Your goal:
Set the listing down unchanged, minus every embedded image.

Listing:
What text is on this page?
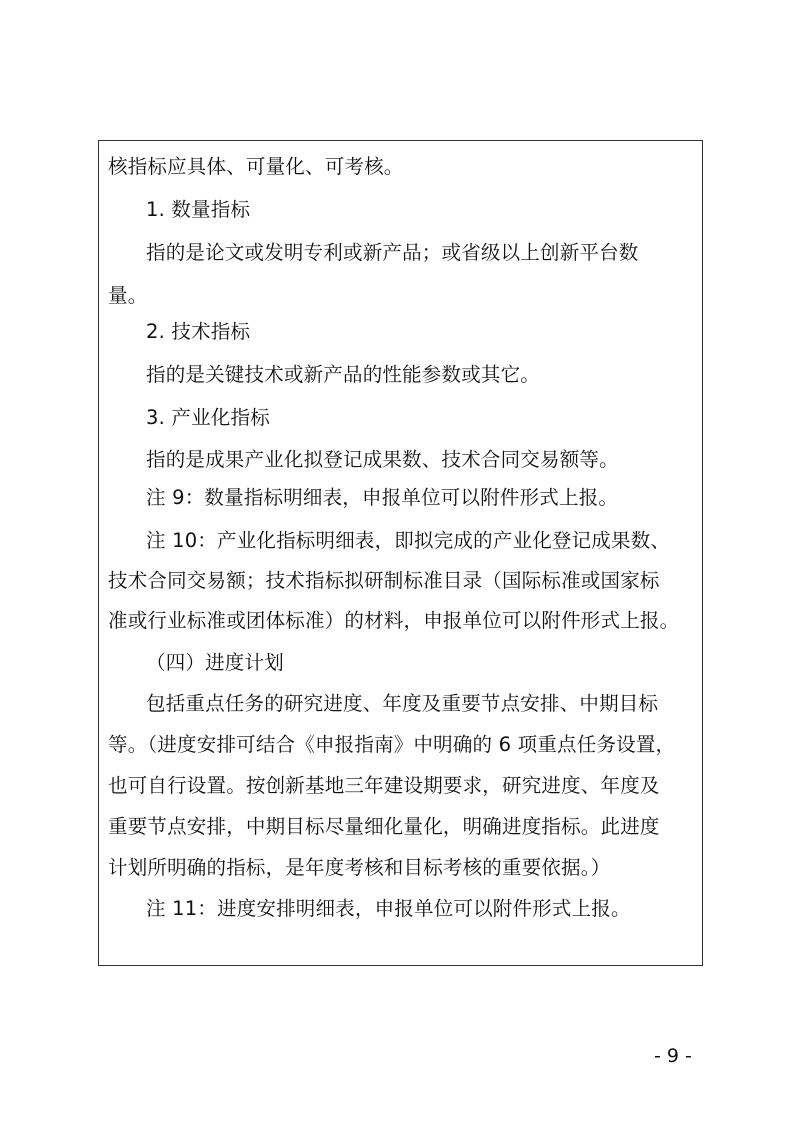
核指标应具体、可量化、可考核。
1. 数量指标
指的是论文或发明专利或新产品；或省级以上创新平台数
量。
2. 技术指标
指的是关键技术或新产品的性能参数或其它。
3. 产业化指标
指的是成果产业化拟登记成果数、技术合同交易额等。
注 9：数量指标明细表，申报单位可以附件形式上报。
注 10：产业化指标明细表，即拟完成的产业化登记成果数、
技术合同交易额；技术指标拟研制标准目录（国际标准或国家标
准或行业标准或团体标准）的材料，申报单位可以附件形式上报。
（四）进度计划
包括重点任务的研究进度、年度及重要节点安排、中期目标
等。（进度安排可结合《申报指南》中明确的 6 项重点任务设置，
也可自行设置。按创新基地三年建设期要求，研究进度、年度及
重要节点安排，中期目标尽量细化量化，明确进度指标。此进度
计划所明确的指标，是年度考核和目标考核的重要依据。）
注 11：进度安排明细表，申报单位可以附件形式上报。
- 9 -
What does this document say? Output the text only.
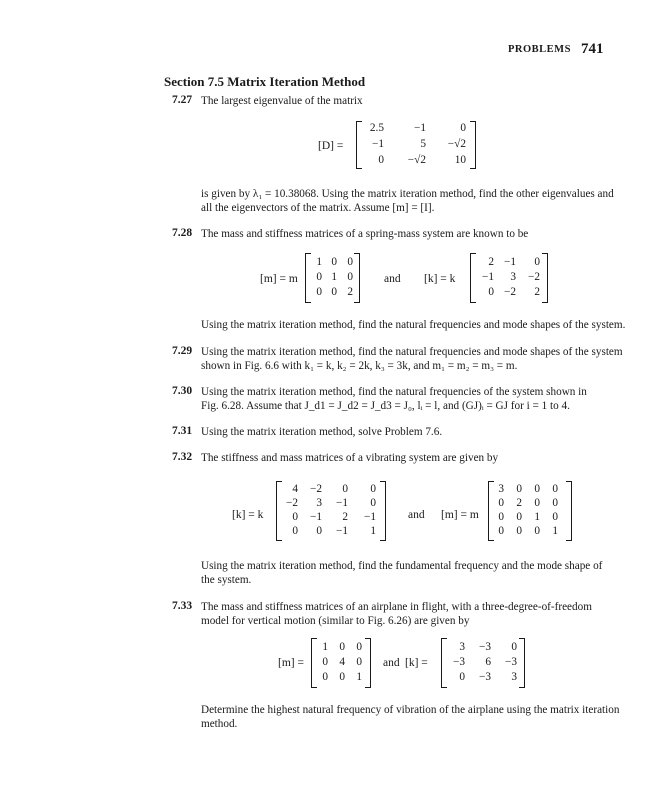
PROBLEMS 741
Section 7.5 Matrix Iteration Method
7.27 The largest eigenvalue of the matrix
[D] =
2.5	−1	0
−1	5	−√2
0	−√2	10
is given by λ₁ = 10.38068. Using the matrix iteration method, find the other eigenvalues and
all the eigenvectors of the matrix. Assume [m] = [I].
7.28 The mass and stiffness matrices of a spring-mass system are known to be
[m] = m
1 0 0
0 1 0
0 0 2
and [k] = k
2 −1	0
−1	3	−2
0 −2	2
Using the matrix iteration method, find the natural frequencies and mode shapes of the system.
7.29 Using the matrix iteration method, find the natural frequencies and mode shapes of the system
shown in Fig. 6.6 with k₁ = k, k₂ = 2k, k₃ = 3k, and m₁ = m₂ = m₃ = m.
7.30 Using the matrix iteration method, find the natural frequencies of the system shown in
Fig. 6.28. Assume that J_d1 = J_d2 = J_d3 = J₀, lᵢ = l, and (GJ)ᵢ = GJ for i = 1 to 4.
7.31 Using the matrix iteration method, solve Problem 7.6.
7.32 The stiffness and mass matrices of a vibrating system are given by
[k] = k
4	−2	0	0
−2	3	−1	0
0	−1	2	−1
0	0	−1	1
and [m] = m
3	0	0	0
0	2	0	0
0	0	1	0
0	0	0	1
Using the matrix iteration method, find the fundamental frequency and the mode shape of
the system.
7.33 The mass and stiffness matrices of an airplane in flight, with a three-degree-of-freedom
model for vertical motion (similar to Fig. 6.26) are given by
[m] =
1	0	0
0	4	0
0	0	1
and [k] =
3	−3	0
−3	6	−3
0	−3	3
Determine the highest natural frequency of vibration of the airplane using the matrix iteration
method.
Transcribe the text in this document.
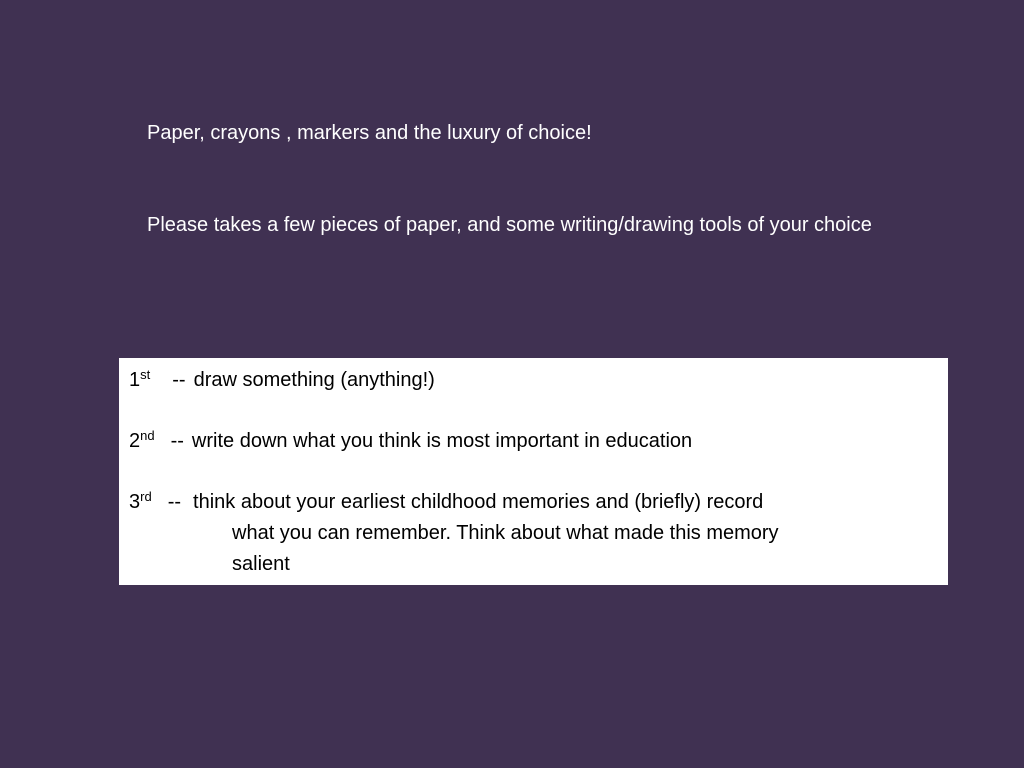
Paper, crayons , markers and the luxury of choice!

Please takes a few pieces of paper, and some writing/drawing tools of your choice

1st -- draw something (anything!)

2nd -- write down what you think is most important in education

3rd -- think about your earliest childhood memories and (briefly) record
what you can remember. Think about what made this memory
salient
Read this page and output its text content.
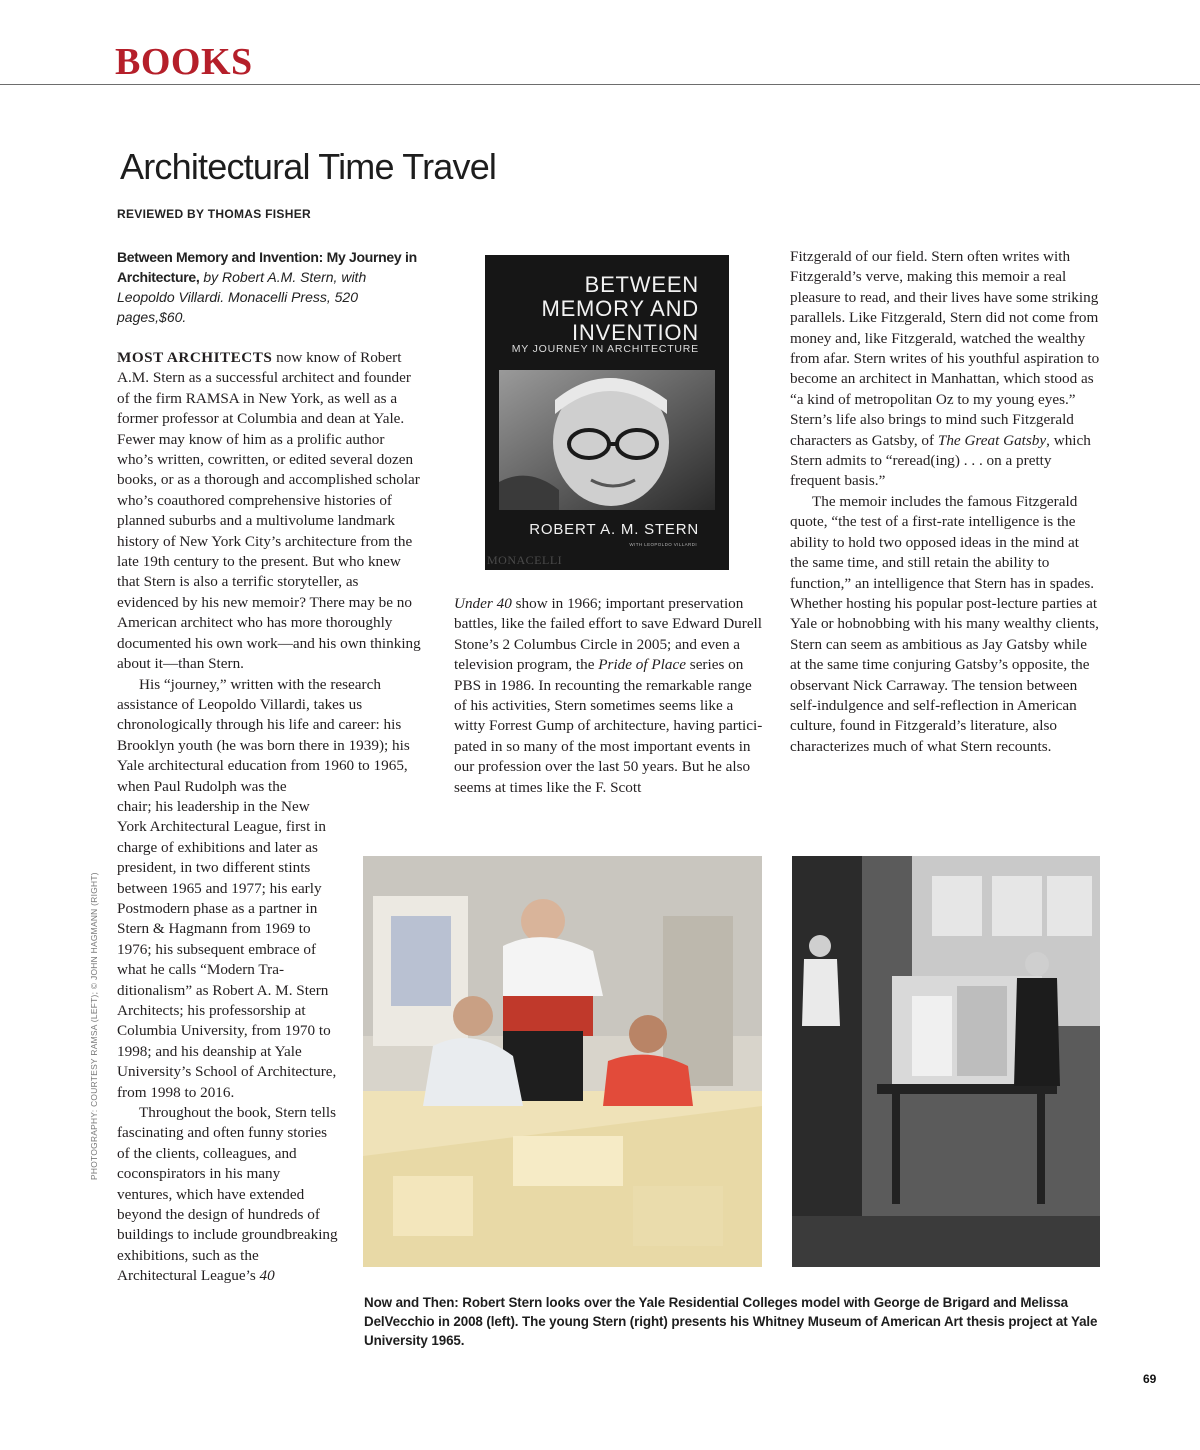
BOOKS
Architectural Time Travel
REVIEWED BY THOMAS FISHER
Between Memory and Invention: My Journey in Architecture, by Robert A.M. Stern, with Leopoldo Villardi. Monacelli Press, 520 pages,$60.

MOST ARCHITECTS now know of Robert A.M. Stern as a successful architect and founder of the firm RAMSA in New York, as well as a former professor at Columbia and dean at Yale. Fewer may know of him as a prolific author who’s written, cowritten, or edited several dozen books, or as a thorough and accomplished scholar who’s coauthored comprehensive histories of planned suburbs and a multivolume landmark history of New York City’s architecture from the late 19th century to the present. But who knew that Stern is also a terrific storyteller, as evidenced by his new memoir? There may be no American architect who has more thoroughly documented his own work—and his own thinking about it—than Stern.

His “journey,” written with the research assistance of Leopoldo Villardi, takes us chronologically through his life and career: his Brooklyn youth (he was born there in 1939); his Yale architectural education from 1960 to 1965, when Paul Rudolph was the

chair; his leadership in the New York Architectural League, first in charge of exhibitions and later as president, in two different stints between 1965 and 1977; his early Postmodern phase as a partner in Stern & Hagmann from 1969 to 1976; his subsequent embrace of what he calls “Modern Traditionalism” as Robert A. M. Stern Architects; his professorship at Columbia University, from 1970 to 1998; and his deanship at Yale University’s School of Architecture, from 1998 to 2016.

Throughout the book, Stern tells fascinating and often funny stories of the clients, colleagues, and coconspirators in his many ventures, which have extended beyond the design of hundreds of buildings to include groundbreaking exhibitions, such as the Architectural League’s 40

BETWEEN
MEMORY AND
INVENTION
MY JOURNEY IN ARCHITECTURE
ROBERT A. M. STERN
WITH LEOPOLDO VILLARDI
MONACELLI

Under 40 show in 1966; important preservation battles, like the failed effort to save Edward Durell Stone’s 2 Columbus Circle in 2005; and even a television program, the Pride of Place series on PBS in 1986. In recounting the remarkable range of his activities, Stern sometimes seems like a witty Forrest Gump of architecture, having participated in so many of the most important events in our profession over the last 50 years. But he also seems at times like the F. Scott

Fitzgerald of our field. Stern often writes with Fitzgerald’s verve, making this memoir a real pleasure to read, and their lives have some striking parallels. Like Fitzgerald, Stern did not come from money and, like Fitzgerald, watched the wealthy from afar. Stern writes of his youthful aspiration to become an architect in Manhattan, which stood as “a kind of metropolitan Oz to my young eyes.” Stern’s life also brings to mind such Fitzgerald characters as Gatsby, of The Great Gatsby, which Stern admits to “reread(ing) . . . on a pretty frequent basis.”

The memoir includes the famous Fitzgerald quote, “the test of a first-rate intelligence is the ability to hold two opposed ideas in the mind at the same time, and still retain the ability to function,” an intelligence that Stern has in spades. Whether hosting his popular post-lecture parties at Yale or hobnobbing with his many wealthy clients, Stern can seem as ambitious as Jay Gatsby while at the same time conjuring Gatsby’s opposite, the observant Nick Carraway. The tension between self-indulgence and self-reflection in American culture, found in Fitzgerald’s literature, also characterizes much of what Stern recounts.

Now and Then: Robert Stern looks over the Yale Residential Colleges model with George de Brigard and Melissa DelVecchio in 2008 (left). The young Stern (right) presents his Whitney Museum of American Art thesis project at Yale University 1965.
PHOTOGRAPHY: COURTESY RAMSA (LEFT); © JOHN HAGMANN (RIGHT)
69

Output of the exercise:
What text is on this page?
核指标应具体、可量化、可考核。
1. 数量指标
指的是论文或发明专利或新产品；或省级以上创新平台数
量。
2. 技术指标
指的是关键技术或新产品的性能参数或其它。
3. 产业化指标
指的是成果产业化拟登记成果数、技术合同交易额等。
注 9：数量指标明细表，申报单位可以附件形式上报。
注 10：产业化指标明细表，即拟完成的产业化登记成果数、
技术合同交易额；技术指标拟研制标准目录（国际标准或国家标
准或行业标准或团体标准）的材料，申报单位可以附件形式上报。
（四）进度计划
包括重点任务的研究进度、年度及重要节点安排、中期目标
等。（进度安排可结合《申报指南》中明确的 6 项重点任务设置，
也可自行设置。按创新基地三年建设期要求，研究进度、年度及
重要节点安排，中期目标尽量细化量化，明确进度指标。此进度
计划所明确的指标，是年度考核和目标考核的重要依据。）
注 11：进度安排明细表，申报单位可以附件形式上报。
- 9 -
What does this document say? Output the text only.
PROBLEMS 741
Section 7.5 Matrix Iteration Method
7.27 The largest eigenvalue of the matrix
[D] =
2.5	−1	0
−1	5	−√2
0	−√2	10
is given by λ₁ = 10.38068. Using the matrix iteration method, find the other eigenvalues and
all the eigenvectors of the matrix. Assume [m] = [I].
7.28 The mass and stiffness matrices of a spring-mass system are known to be
[m] = m
1 0 0
0 1 0
0 0 2
and [k] = k
2 −1	0
−1	3	−2
0 −2	2
Using the matrix iteration method, find the natural frequencies and mode shapes of the system.
7.29 Using the matrix iteration method, find the natural frequencies and mode shapes of the system
shown in Fig. 6.6 with k₁ = k, k₂ = 2k, k₃ = 3k, and m₁ = m₂ = m₃ = m.
7.30 Using the matrix iteration method, find the natural frequencies of the system shown in
Fig. 6.28. Assume that J_d1 = J_d2 = J_d3 = J₀, lᵢ = l, and (GJ)ᵢ = GJ for i = 1 to 4.
7.31 Using the matrix iteration method, solve Problem 7.6.
7.32 The stiffness and mass matrices of a vibrating system are given by
[k] = k
4	−2	0	0
−2	3	−1	0
0	−1	2	−1
0	0	−1	1
and [m] = m
3	0	0	0
0	2	0	0
0	0	1	0
0	0	0	1
Using the matrix iteration method, find the fundamental frequency and the mode shape of
the system.
7.33 The mass and stiffness matrices of an airplane in flight, with a three-degree-of-freedom
model for vertical motion (similar to Fig. 6.26) are given by
[m] =
1	0	0
0	4	0
0	0	1
and [k] =
3	−3	0
−3	6	−3
0	−3	3
Determine the highest natural frequency of vibration of the airplane using the matrix iteration
method.
Transcribe the text in this document.
Paper, crayons , markers and the luxury of choice!

Please takes a few pieces of paper, and some writing/drawing tools of your choice

1st -- draw something (anything!)

2nd -- write down what you think is most important in education

3rd -- think about your earliest childhood memories and (briefly) record
what you can remember. Think about what made this memory
salient
Read this page and output its text content.
BOOKS
Architectural Time Travel
REVIEWED BY THOMAS FISHER
Between Memory and Invention: My Journey in Architecture, by Robert A.M. Stern, with Leopoldo Villardi. Monacelli Press, 520 pages,$60.

MOST ARCHITECTS now know of Robert A.M. Stern as a successful architect and founder of the firm RAMSA in New York, as well as a former professor at Columbia and dean at Yale. Fewer may know of him as a prolific author who’s written, cowritten, or edited several dozen books, or as a thorough and accomplished scholar who’s coauthored comprehensive histories of planned suburbs and a multivolume landmark history of New York City’s architecture from the late 19th century to the present. But who knew that Stern is also a terrific storyteller, as evidenced by his new memoir? There may be no American architect who has more thoroughly documented his own work—and his own thinking about it—than Stern.

His “journey,” written with the research assistance of Leopoldo Villardi, takes us chronologically through his life and career: his Brooklyn youth (he was born there in 1939); his Yale architectural education from 1960 to 1965, when Paul Rudolph was the

chair; his leadership in the New York Architectural League, first in charge of exhibitions and later as president, in two different stints between 1965 and 1977; his early Postmodern phase as a partner in Stern & Hagmann from 1969 to 1976; his subsequent embrace of what he calls “Modern Traditionalism” as Robert A. M. Stern Architects; his professorship at Columbia University, from 1970 to 1998; and his deanship at Yale University’s School of Architecture, from 1998 to 2016.

Throughout the book, Stern tells fascinating and often funny stories of the clients, colleagues, and coconspirators in his many ventures, which have extended beyond the design of hundreds of buildings to include groundbreaking exhibitions, such as the Architectural League’s 40

BETWEEN
MEMORY AND
INVENTION
MY JOURNEY IN ARCHITECTURE
ROBERT A. M. STERN
WITH LEOPOLDO VILLARDI
MONACELLI

Under 40 show in 1966; important preservation battles, like the failed effort to save Edward Durell Stone’s 2 Columbus Circle in 2005; and even a television program, the Pride of Place series on PBS in 1986. In recounting the remarkable range of his activities, Stern sometimes seems like a witty Forrest Gump of architecture, having participated in so many of the most important events in our profession over the last 50 years. But he also seems at times like the F. Scott

Fitzgerald of our field. Stern often writes with Fitzgerald’s verve, making this memoir a real pleasure to read, and their lives have some striking parallels. Like Fitzgerald, Stern did not come from money and, like Fitzgerald, watched the wealthy from afar. Stern writes of his youthful aspiration to become an architect in Manhattan, which stood as “a kind of metropolitan Oz to my young eyes.” Stern’s life also brings to mind such Fitzgerald characters as Gatsby, of The Great Gatsby, which Stern admits to “reread(ing) . . . on a pretty frequent basis.”

The memoir includes the famous Fitzgerald quote, “the test of a first-rate intelligence is the ability to hold two opposed ideas in the mind at the same time, and still retain the ability to function,” an intelligence that Stern has in spades. Whether hosting his popular post-lecture parties at Yale or hobnobbing with his many wealthy clients, Stern can seem as ambitious as Jay Gatsby while at the same time conjuring Gatsby’s opposite, the observant Nick Carraway. The tension between self-indulgence and self-reflection in American culture, found in Fitzgerald’s literature, also characterizes much of what Stern recounts.

Now and Then: Robert Stern looks over the Yale Residential Colleges model with George de Brigard and Melissa DelVecchio in 2008 (left). The young Stern (right) presents his Whitney Museum of American Art thesis project at Yale University 1965.
PHOTOGRAPHY: COURTESY RAMSA (LEFT); © JOHN HAGMANN (RIGHT)
69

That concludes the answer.